Data to process:
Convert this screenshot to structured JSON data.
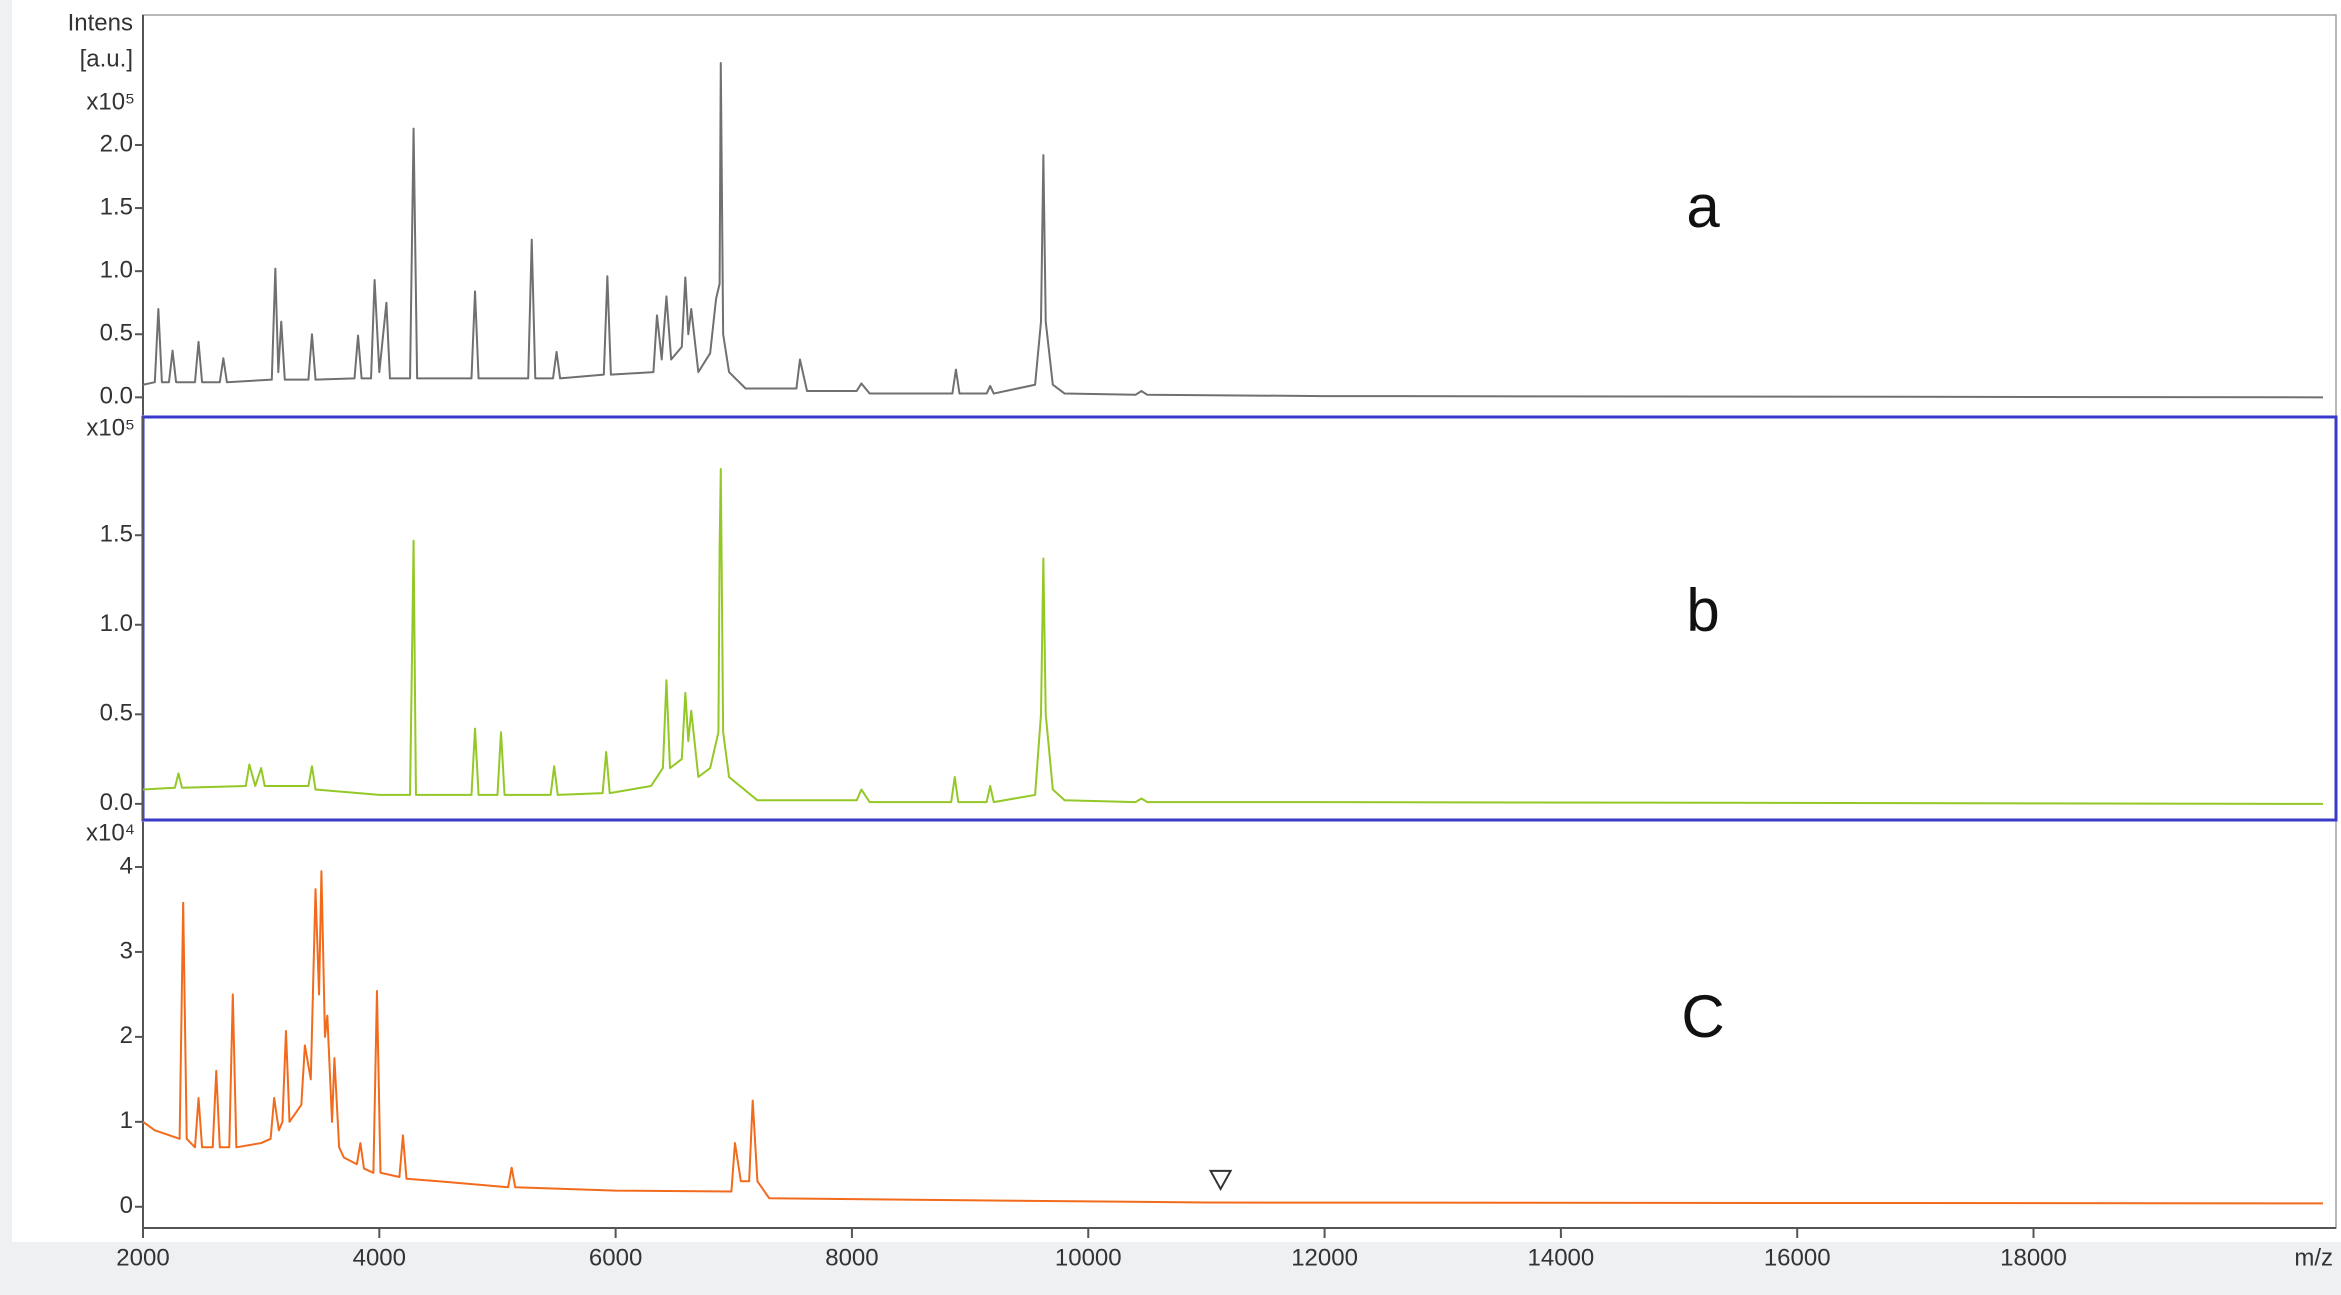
{
  "chart_data": [
    {
      "type": "line",
      "ylabel": [
        "Intens",
        "[a.u.]"
      ],
      "y_multiplier": "x10⁵",
      "label": "a",
      "xlim": [
        2000,
        20450
      ],
      "ylim": [
        -0.14,
        3.03
      ],
      "yticks": [
        {
          "value": 0,
          "label": "0.0"
        },
        0.5,
        {
          "value": 1,
          "label": "1.0"
        },
        1.5,
        {
          "value": 2,
          "label": "2.0"
        }
      ],
      "x": [
        2000,
        2100,
        2130,
        2160,
        2220,
        2250,
        2280,
        2440,
        2470,
        2500,
        2650,
        2680,
        2710,
        3090,
        3120,
        3145,
        3170,
        3200,
        3400,
        3430,
        3460,
        3790,
        3820,
        3850,
        3930,
        3960,
        4000,
        4060,
        4090,
        4260,
        4290,
        4320,
        4780,
        4810,
        4840,
        5260,
        5290,
        5320,
        5470,
        5500,
        5530,
        5900,
        5930,
        5960,
        6320,
        6350,
        6390,
        6430,
        6470,
        6560,
        6590,
        6615,
        6640,
        6700,
        6800,
        6850,
        6880,
        6890,
        6910,
        6960,
        7100,
        7530,
        7560,
        7620,
        8040,
        8080,
        8150,
        8850,
        8880,
        8910,
        9140,
        9170,
        9200,
        9550,
        9600,
        9620,
        9640,
        9700,
        9800,
        10400,
        10450,
        10500,
        12000,
        20450
      ],
      "series": [
        {
          "color": "#707070",
          "values": [
            0.1,
            0.12,
            0.7,
            0.12,
            0.12,
            0.37,
            0.12,
            0.12,
            0.44,
            0.12,
            0.12,
            0.31,
            0.12,
            0.14,
            1.02,
            0.2,
            0.6,
            0.14,
            0.14,
            0.5,
            0.14,
            0.15,
            0.49,
            0.15,
            0.15,
            0.93,
            0.2,
            0.75,
            0.15,
            0.15,
            2.13,
            0.15,
            0.15,
            0.84,
            0.15,
            0.15,
            1.25,
            0.15,
            0.15,
            0.36,
            0.15,
            0.18,
            0.96,
            0.18,
            0.2,
            0.65,
            0.3,
            0.8,
            0.3,
            0.4,
            0.95,
            0.5,
            0.7,
            0.2,
            0.35,
            0.78,
            0.9,
            2.65,
            0.5,
            0.2,
            0.07,
            0.07,
            0.3,
            0.05,
            0.05,
            0.11,
            0.03,
            0.03,
            0.22,
            0.03,
            0.03,
            0.09,
            0.03,
            0.1,
            0.6,
            1.92,
            0.6,
            0.1,
            0.03,
            0.02,
            0.05,
            0.02,
            0.01,
            0
          ]
        }
      ]
    },
    {
      "type": "line",
      "y_multiplier": "x10⁵",
      "label": "b",
      "frame_color": "#3a3ac8",
      "xlim": [
        2000,
        20450
      ],
      "ylim": [
        -0.09,
        2.16
      ],
      "yticks": [
        {
          "value": 0,
          "label": "0.0"
        },
        0.5,
        {
          "value": 1,
          "label": "1.0"
        },
        1.5
      ],
      "x": [
        2000,
        2270,
        2300,
        2330,
        2870,
        2900,
        2950,
        3000,
        3030,
        3400,
        3430,
        3460,
        4000,
        4260,
        4280,
        4290,
        4310,
        4780,
        4810,
        4840,
        5000,
        5030,
        5060,
        5450,
        5480,
        5510,
        5890,
        5920,
        5950,
        6300,
        6400,
        6430,
        6460,
        6560,
        6590,
        6615,
        6640,
        6700,
        6800,
        6870,
        6880,
        6890,
        6910,
        6960,
        7200,
        8040,
        8080,
        8150,
        8840,
        8870,
        8900,
        9140,
        9170,
        9200,
        9550,
        9600,
        9620,
        9640,
        9700,
        9800,
        10400,
        10450,
        10500,
        12000,
        20450
      ],
      "series": [
        {
          "color": "#94c826",
          "values": [
            0.08,
            0.09,
            0.17,
            0.09,
            0.1,
            0.22,
            0.1,
            0.2,
            0.1,
            0.1,
            0.21,
            0.08,
            0.05,
            0.05,
            0.98,
            1.47,
            0.05,
            0.05,
            0.42,
            0.05,
            0.05,
            0.4,
            0.05,
            0.05,
            0.21,
            0.05,
            0.06,
            0.29,
            0.06,
            0.1,
            0.2,
            0.69,
            0.2,
            0.25,
            0.62,
            0.35,
            0.52,
            0.15,
            0.2,
            0.4,
            1.42,
            1.87,
            0.4,
            0.15,
            0.02,
            0.02,
            0.08,
            0.01,
            0.01,
            0.15,
            0.01,
            0.01,
            0.1,
            0.01,
            0.05,
            0.5,
            1.37,
            0.5,
            0.08,
            0.02,
            0.01,
            0.03,
            0.01,
            0.01,
            0
          ]
        }
      ]
    },
    {
      "type": "line",
      "y_multiplier": "x10⁴",
      "label": "C",
      "xlabel": "m/z",
      "xlim": [
        2000,
        20450
      ],
      "ylim": [
        -0.25,
        4.53
      ],
      "yticks": [
        0,
        1,
        2,
        3,
        4
      ],
      "xticks": [
        2000,
        4000,
        6000,
        8000,
        10000,
        12000,
        14000,
        16000,
        18000
      ],
      "marker_x": 11120,
      "marker_y": 0.21,
      "x": [
        2000,
        2100,
        2310,
        2340,
        2370,
        2440,
        2470,
        2500,
        2590,
        2620,
        2650,
        2730,
        2760,
        2790,
        3000,
        3080,
        3110,
        3150,
        3180,
        3210,
        3240,
        3340,
        3370,
        3420,
        3460,
        3490,
        3510,
        3540,
        3560,
        3600,
        3620,
        3660,
        3700,
        3810,
        3840,
        3870,
        3950,
        3980,
        4010,
        4170,
        4200,
        4230,
        4500,
        5090,
        5120,
        5150,
        6000,
        6980,
        7010,
        7060,
        7130,
        7160,
        7200,
        7300,
        8000,
        11000,
        20450
      ],
      "series": [
        {
          "color": "#f26b1d",
          "values": [
            1.0,
            0.9,
            0.8,
            3.58,
            0.8,
            0.7,
            1.28,
            0.7,
            0.7,
            1.6,
            0.7,
            0.7,
            2.5,
            0.7,
            0.75,
            0.8,
            1.28,
            0.9,
            1.0,
            2.07,
            1.0,
            1.2,
            1.9,
            1.5,
            3.74,
            2.5,
            3.95,
            2.0,
            2.25,
            1.0,
            1.75,
            0.7,
            0.58,
            0.5,
            0.75,
            0.45,
            0.4,
            2.54,
            0.4,
            0.35,
            0.84,
            0.33,
            0.3,
            0.23,
            0.46,
            0.23,
            0.19,
            0.18,
            0.75,
            0.3,
            0.3,
            1.25,
            0.3,
            0.1,
            0.09,
            0.05,
            0.04
          ]
        }
      ]
    }
  ]
}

Direction: Restate the full listing verbatim and drop every picture.

Answer to the task:
Convert this screenshot to structured JSON data.
{
  "chart_data": [
    {
      "type": "line",
      "ylabel": [
        "Intens",
        "[a.u.]"
      ],
      "y_multiplier": "x10⁵",
      "label": "a",
      "xlim": [
        2000,
        20450
      ],
      "ylim": [
        -0.14,
        3.03
      ],
      "yticks": [
        {
          "value": 0,
          "label": "0.0"
        },
        0.5,
        {
          "value": 1,
          "label": "1.0"
        },
        1.5,
        {
          "value": 2,
          "label": "2.0"
        }
      ],
      "x": [
        2000,
        2100,
        2130,
        2160,
        2220,
        2250,
        2280,
        2440,
        2470,
        2500,
        2650,
        2680,
        2710,
        3090,
        3120,
        3145,
        3170,
        3200,
        3400,
        3430,
        3460,
        3790,
        3820,
        3850,
        3930,
        3960,
        4000,
        4060,
        4090,
        4260,
        4290,
        4320,
        4780,
        4810,
        4840,
        5260,
        5290,
        5320,
        5470,
        5500,
        5530,
        5900,
        5930,
        5960,
        6320,
        6350,
        6390,
        6430,
        6470,
        6560,
        6590,
        6615,
        6640,
        6700,
        6800,
        6850,
        6880,
        6890,
        6910,
        6960,
        7100,
        7530,
        7560,
        7620,
        8040,
        8080,
        8150,
        8850,
        8880,
        8910,
        9140,
        9170,
        9200,
        9550,
        9600,
        9620,
        9640,
        9700,
        9800,
        10400,
        10450,
        10500,
        12000,
        20450
      ],
      "series": [
        {
          "color": "#707070",
          "values": [
            0.1,
            0.12,
            0.7,
            0.12,
            0.12,
            0.37,
            0.12,
            0.12,
            0.44,
            0.12,
            0.12,
            0.31,
            0.12,
            0.14,
            1.02,
            0.2,
            0.6,
            0.14,
            0.14,
            0.5,
            0.14,
            0.15,
            0.49,
            0.15,
            0.15,
            0.93,
            0.2,
            0.75,
            0.15,
            0.15,
            2.13,
            0.15,
            0.15,
            0.84,
            0.15,
            0.15,
            1.25,
            0.15,
            0.15,
            0.36,
            0.15,
            0.18,
            0.96,
            0.18,
            0.2,
            0.65,
            0.3,
            0.8,
            0.3,
            0.4,
            0.95,
            0.5,
            0.7,
            0.2,
            0.35,
            0.78,
            0.9,
            2.65,
            0.5,
            0.2,
            0.07,
            0.07,
            0.3,
            0.05,
            0.05,
            0.11,
            0.03,
            0.03,
            0.22,
            0.03,
            0.03,
            0.09,
            0.03,
            0.1,
            0.6,
            1.92,
            0.6,
            0.1,
            0.03,
            0.02,
            0.05,
            0.02,
            0.01,
            0
          ]
        }
      ]
    },
    {
      "type": "line",
      "y_multiplier": "x10⁵",
      "label": "b",
      "frame_color": "#3a3ac8",
      "xlim": [
        2000,
        20450
      ],
      "ylim": [
        -0.09,
        2.16
      ],
      "yticks": [
        {
          "value": 0,
          "label": "0.0"
        },
        0.5,
        {
          "value": 1,
          "label": "1.0"
        },
        1.5
      ],
      "x": [
        2000,
        2270,
        2300,
        2330,
        2870,
        2900,
        2950,
        3000,
        3030,
        3400,
        3430,
        3460,
        4000,
        4260,
        4280,
        4290,
        4310,
        4780,
        4810,
        4840,
        5000,
        5030,
        5060,
        5450,
        5480,
        5510,
        5890,
        5920,
        5950,
        6300,
        6400,
        6430,
        6460,
        6560,
        6590,
        6615,
        6640,
        6700,
        6800,
        6870,
        6880,
        6890,
        6910,
        6960,
        7200,
        8040,
        8080,
        8150,
        8840,
        8870,
        8900,
        9140,
        9170,
        9200,
        9550,
        9600,
        9620,
        9640,
        9700,
        9800,
        10400,
        10450,
        10500,
        12000,
        20450
      ],
      "series": [
        {
          "color": "#94c826",
          "values": [
            0.08,
            0.09,
            0.17,
            0.09,
            0.1,
            0.22,
            0.1,
            0.2,
            0.1,
            0.1,
            0.21,
            0.08,
            0.05,
            0.05,
            0.98,
            1.47,
            0.05,
            0.05,
            0.42,
            0.05,
            0.05,
            0.4,
            0.05,
            0.05,
            0.21,
            0.05,
            0.06,
            0.29,
            0.06,
            0.1,
            0.2,
            0.69,
            0.2,
            0.25,
            0.62,
            0.35,
            0.52,
            0.15,
            0.2,
            0.4,
            1.42,
            1.87,
            0.4,
            0.15,
            0.02,
            0.02,
            0.08,
            0.01,
            0.01,
            0.15,
            0.01,
            0.01,
            0.1,
            0.01,
            0.05,
            0.5,
            1.37,
            0.5,
            0.08,
            0.02,
            0.01,
            0.03,
            0.01,
            0.01,
            0
          ]
        }
      ]
    },
    {
      "type": "line",
      "y_multiplier": "x10⁴",
      "label": "C",
      "xlabel": "m/z",
      "xlim": [
        2000,
        20450
      ],
      "ylim": [
        -0.25,
        4.53
      ],
      "yticks": [
        0,
        1,
        2,
        3,
        4
      ],
      "xticks": [
        2000,
        4000,
        6000,
        8000,
        10000,
        12000,
        14000,
        16000,
        18000
      ],
      "marker_x": 11120,
      "marker_y": 0.21,
      "x": [
        2000,
        2100,
        2310,
        2340,
        2370,
        2440,
        2470,
        2500,
        2590,
        2620,
        2650,
        2730,
        2760,
        2790,
        3000,
        3080,
        3110,
        3150,
        3180,
        3210,
        3240,
        3340,
        3370,
        3420,
        3460,
        3490,
        3510,
        3540,
        3560,
        3600,
        3620,
        3660,
        3700,
        3810,
        3840,
        3870,
        3950,
        3980,
        4010,
        4170,
        4200,
        4230,
        4500,
        5090,
        5120,
        5150,
        6000,
        6980,
        7010,
        7060,
        7130,
        7160,
        7200,
        7300,
        8000,
        11000,
        20450
      ],
      "series": [
        {
          "color": "#f26b1d",
          "values": [
            1.0,
            0.9,
            0.8,
            3.58,
            0.8,
            0.7,
            1.28,
            0.7,
            0.7,
            1.6,
            0.7,
            0.7,
            2.5,
            0.7,
            0.75,
            0.8,
            1.28,
            0.9,
            1.0,
            2.07,
            1.0,
            1.2,
            1.9,
            1.5,
            3.74,
            2.5,
            3.95,
            2.0,
            2.25,
            1.0,
            1.75,
            0.7,
            0.58,
            0.5,
            0.75,
            0.45,
            0.4,
            2.54,
            0.4,
            0.35,
            0.84,
            0.33,
            0.3,
            0.23,
            0.46,
            0.23,
            0.19,
            0.18,
            0.75,
            0.3,
            0.3,
            1.25,
            0.3,
            0.1,
            0.09,
            0.05,
            0.04
          ]
        }
      ]
    }
  ]
}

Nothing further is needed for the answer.